Work to do: Only the pictures are omitted; repeat all other data exactly.

--- BEGIN ---

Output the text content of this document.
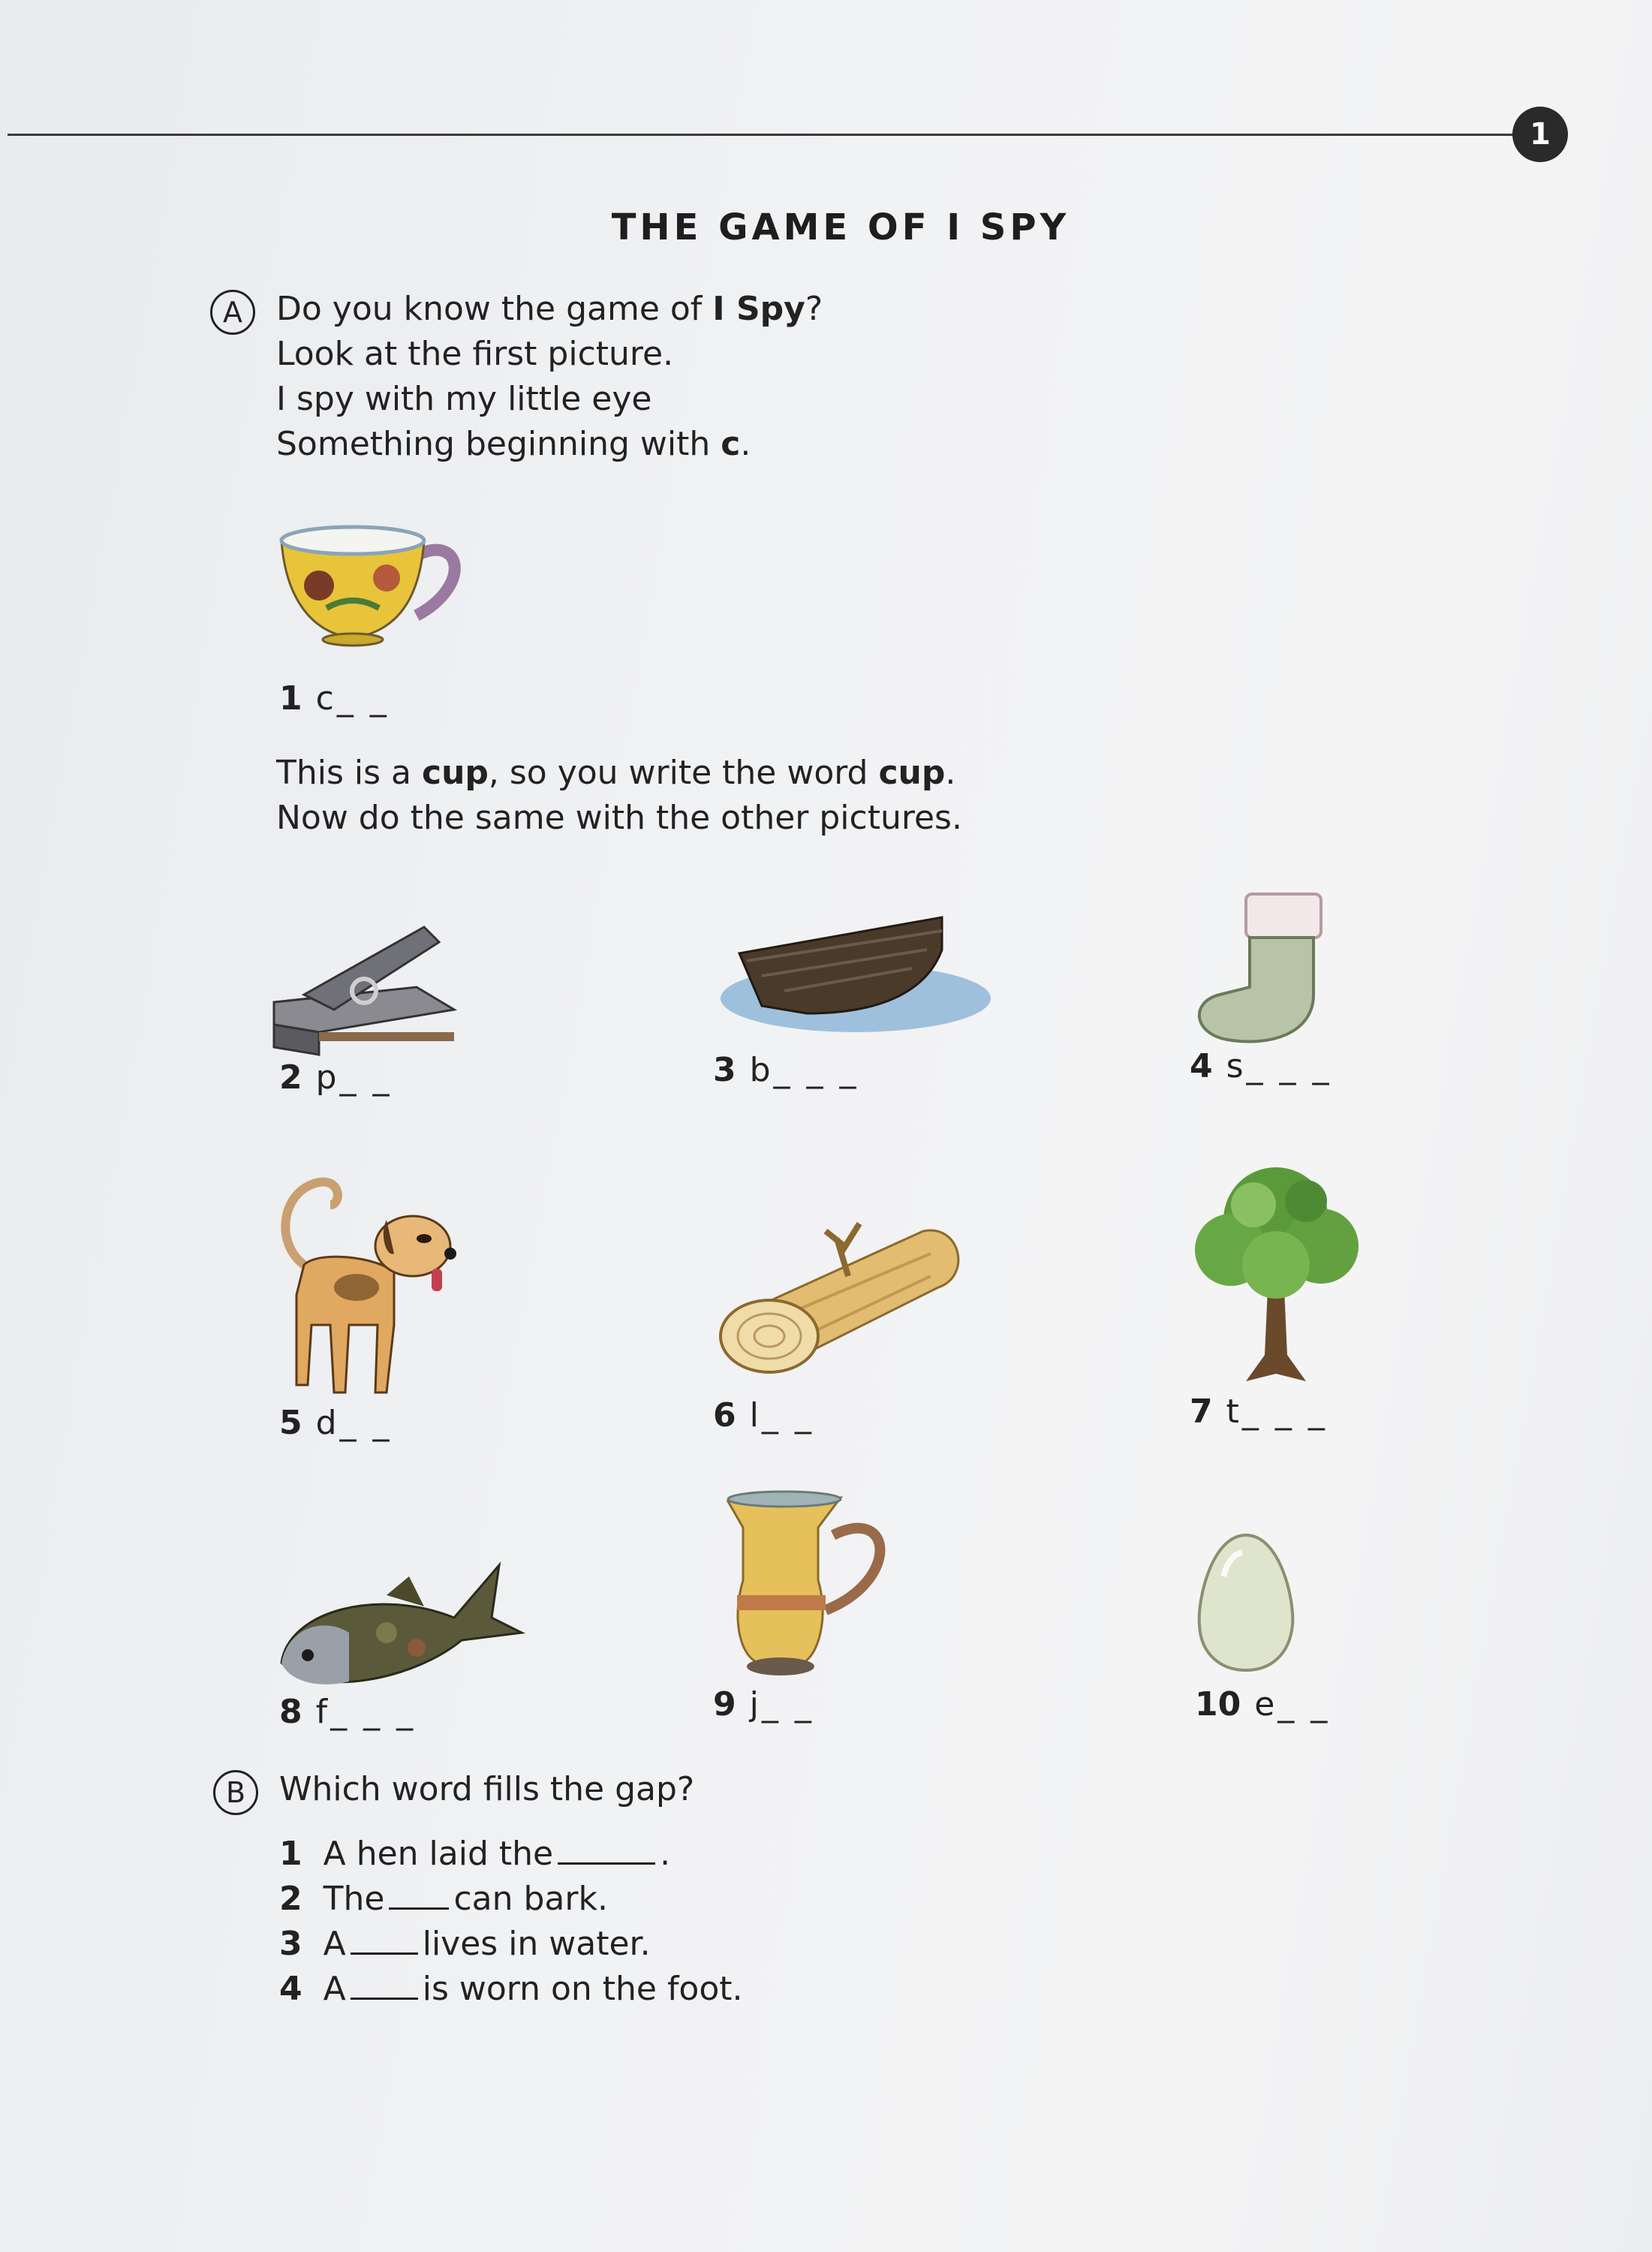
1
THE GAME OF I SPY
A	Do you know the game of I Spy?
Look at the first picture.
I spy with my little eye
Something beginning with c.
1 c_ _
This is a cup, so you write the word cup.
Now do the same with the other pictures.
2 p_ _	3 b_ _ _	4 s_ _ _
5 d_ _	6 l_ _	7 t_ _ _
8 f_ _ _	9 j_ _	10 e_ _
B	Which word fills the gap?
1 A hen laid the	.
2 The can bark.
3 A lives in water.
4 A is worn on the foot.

--- END ---

Response to this task:
Output the text content of this document.
1
THE GAME OF I SPY
A	Do you know the game of I Spy?
Look at the first picture.
I spy with my little eye
Something beginning with c.
1 c_ _
This is a cup, so you write the word cup.
Now do the same with the other pictures.
2 p_ _	3 b_ _ _	4 s_ _ _
5 d_ _	6 l_ _	7 t_ _ _
8 f_ _ _	9 j_ _	10 e_ _
B	Which word fills the gap?
1 A hen laid the	.
2 The can bark.
3 A lives in water.
4 A is worn on the foot.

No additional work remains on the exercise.